TASK STATEMENT
Extract every line below that contains the word "Cortex".

[start of RECORD EXTRACTS]

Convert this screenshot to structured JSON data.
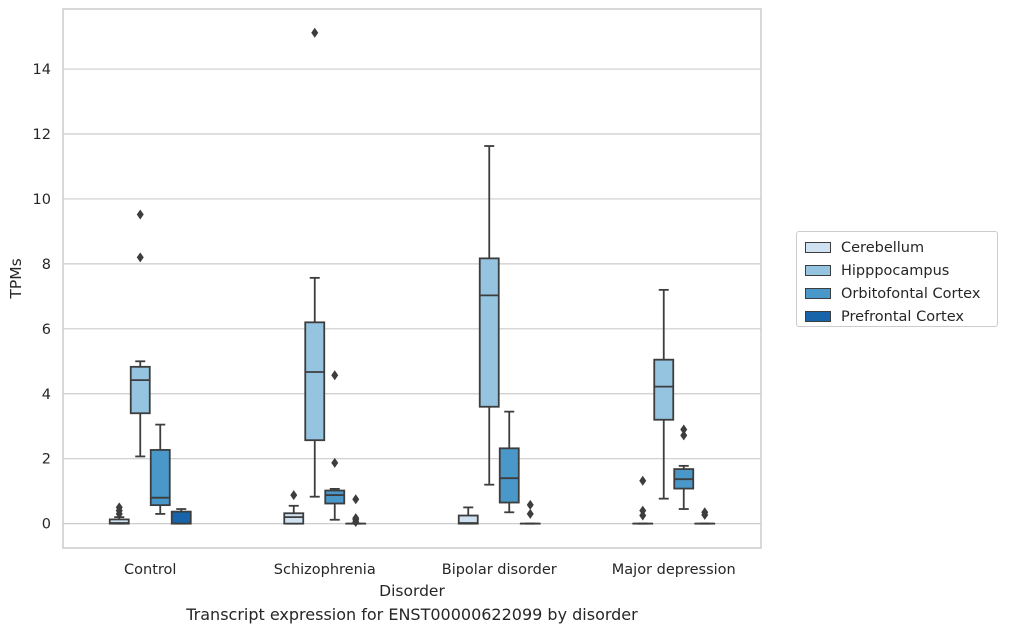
{
  "caption": "Transcript expression for ENST00000622099 by disorder",
  "legend": {
    "items": [
      {
        "label": "Cerebellum",
        "color": "#d0e1f2"
      },
      {
        "label": "Hipppocampus",
        "color": "#94c4df"
      },
      {
        "label": "Orbitofontal Cortex",
        "color": "#4a98c9"
      },
      {
        "label": "Prefrontal Cortex",
        "color": "#1764ab"
      }
    ]
  },
  "chart_data": {
    "type": "box",
    "xlabel": "Disorder",
    "ylabel": "TPMs",
    "categories": [
      "Control",
      "Schizophrenia",
      "Bipolar disorder",
      "Major depression"
    ],
    "ylim": [
      -0.75,
      15.85
    ],
    "yticks": [
      0,
      2,
      4,
      6,
      8,
      10,
      12,
      14
    ],
    "grid": "horizontal",
    "legend_position": "right",
    "series": [
      {
        "name": "Cerebellum",
        "color": "#d0e1f2",
        "boxes": [
          {
            "q1": 0.0,
            "median": 0.02,
            "q3": 0.13,
            "whislo": 0.0,
            "whishi": 0.2,
            "fliers": [
              0.3,
              0.4,
              0.5
            ]
          },
          {
            "q1": 0.0,
            "median": 0.2,
            "q3": 0.32,
            "whislo": 0.0,
            "whishi": 0.55,
            "fliers": [
              0.88
            ]
          },
          {
            "q1": 0.0,
            "median": 0.02,
            "q3": 0.25,
            "whislo": 0.0,
            "whishi": 0.5,
            "fliers": []
          },
          {
            "q1": 0.0,
            "median": 0.0,
            "q3": 0.0,
            "whislo": 0.0,
            "whishi": 0.0,
            "fliers": [
              0.25,
              0.4,
              1.32
            ]
          }
        ]
      },
      {
        "name": "Hipppocampus",
        "color": "#94c4df",
        "boxes": [
          {
            "q1": 3.4,
            "median": 4.42,
            "q3": 4.83,
            "whislo": 2.07,
            "whishi": 5.0,
            "fliers": [
              8.2,
              9.52
            ]
          },
          {
            "q1": 2.57,
            "median": 4.67,
            "q3": 6.2,
            "whislo": 0.83,
            "whishi": 7.57,
            "fliers": [
              15.12
            ]
          },
          {
            "q1": 3.6,
            "median": 7.03,
            "q3": 8.17,
            "whislo": 1.2,
            "whishi": 11.63,
            "fliers": []
          },
          {
            "q1": 3.2,
            "median": 4.22,
            "q3": 5.05,
            "whislo": 0.77,
            "whishi": 7.2,
            "fliers": []
          }
        ]
      },
      {
        "name": "Orbitofontal Cortex",
        "color": "#4a98c9",
        "boxes": [
          {
            "q1": 0.57,
            "median": 0.8,
            "q3": 2.27,
            "whislo": 0.3,
            "whishi": 3.05,
            "fliers": []
          },
          {
            "q1": 0.62,
            "median": 0.88,
            "q3": 1.02,
            "whislo": 0.12,
            "whishi": 1.07,
            "fliers": [
              1.87,
              4.57
            ]
          },
          {
            "q1": 0.65,
            "median": 1.4,
            "q3": 2.32,
            "whislo": 0.35,
            "whishi": 3.45,
            "fliers": []
          },
          {
            "q1": 1.08,
            "median": 1.37,
            "q3": 1.68,
            "whislo": 0.45,
            "whishi": 1.78,
            "fliers": [
              2.72,
              2.9
            ]
          }
        ]
      },
      {
        "name": "Prefrontal Cortex",
        "color": "#1764ab",
        "boxes": [
          {
            "q1": 0.0,
            "median": 0.0,
            "q3": 0.37,
            "whislo": 0.0,
            "whishi": 0.45,
            "fliers": []
          },
          {
            "q1": 0.0,
            "median": 0.0,
            "q3": 0.0,
            "whislo": 0.0,
            "whishi": 0.0,
            "fliers": [
              0.05,
              0.12,
              0.17,
              0.75
            ]
          },
          {
            "q1": 0.0,
            "median": 0.0,
            "q3": 0.0,
            "whislo": 0.0,
            "whishi": 0.0,
            "fliers": [
              0.3,
              0.58
            ]
          },
          {
            "q1": 0.0,
            "median": 0.0,
            "q3": 0.0,
            "whislo": 0.0,
            "whishi": 0.0,
            "fliers": [
              0.27,
              0.35
            ]
          }
        ]
      }
    ]
  }
}
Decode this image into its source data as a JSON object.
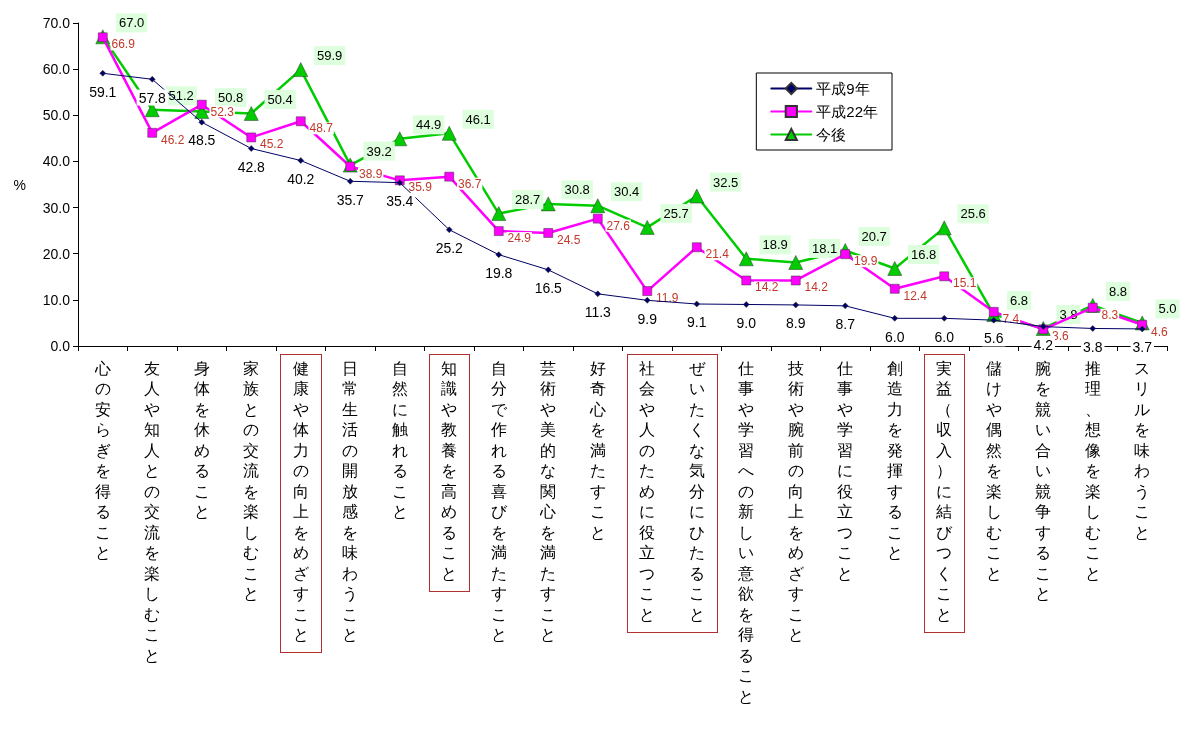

[end of RECORD EXTRACTS]

FINAL RESULT
        "label": "Orbitofontal Cortex",
        "label": "Prefrontal Cortex",
        "name": "Orbitofontal Cortex",
        "name": "Prefrontal Cortex",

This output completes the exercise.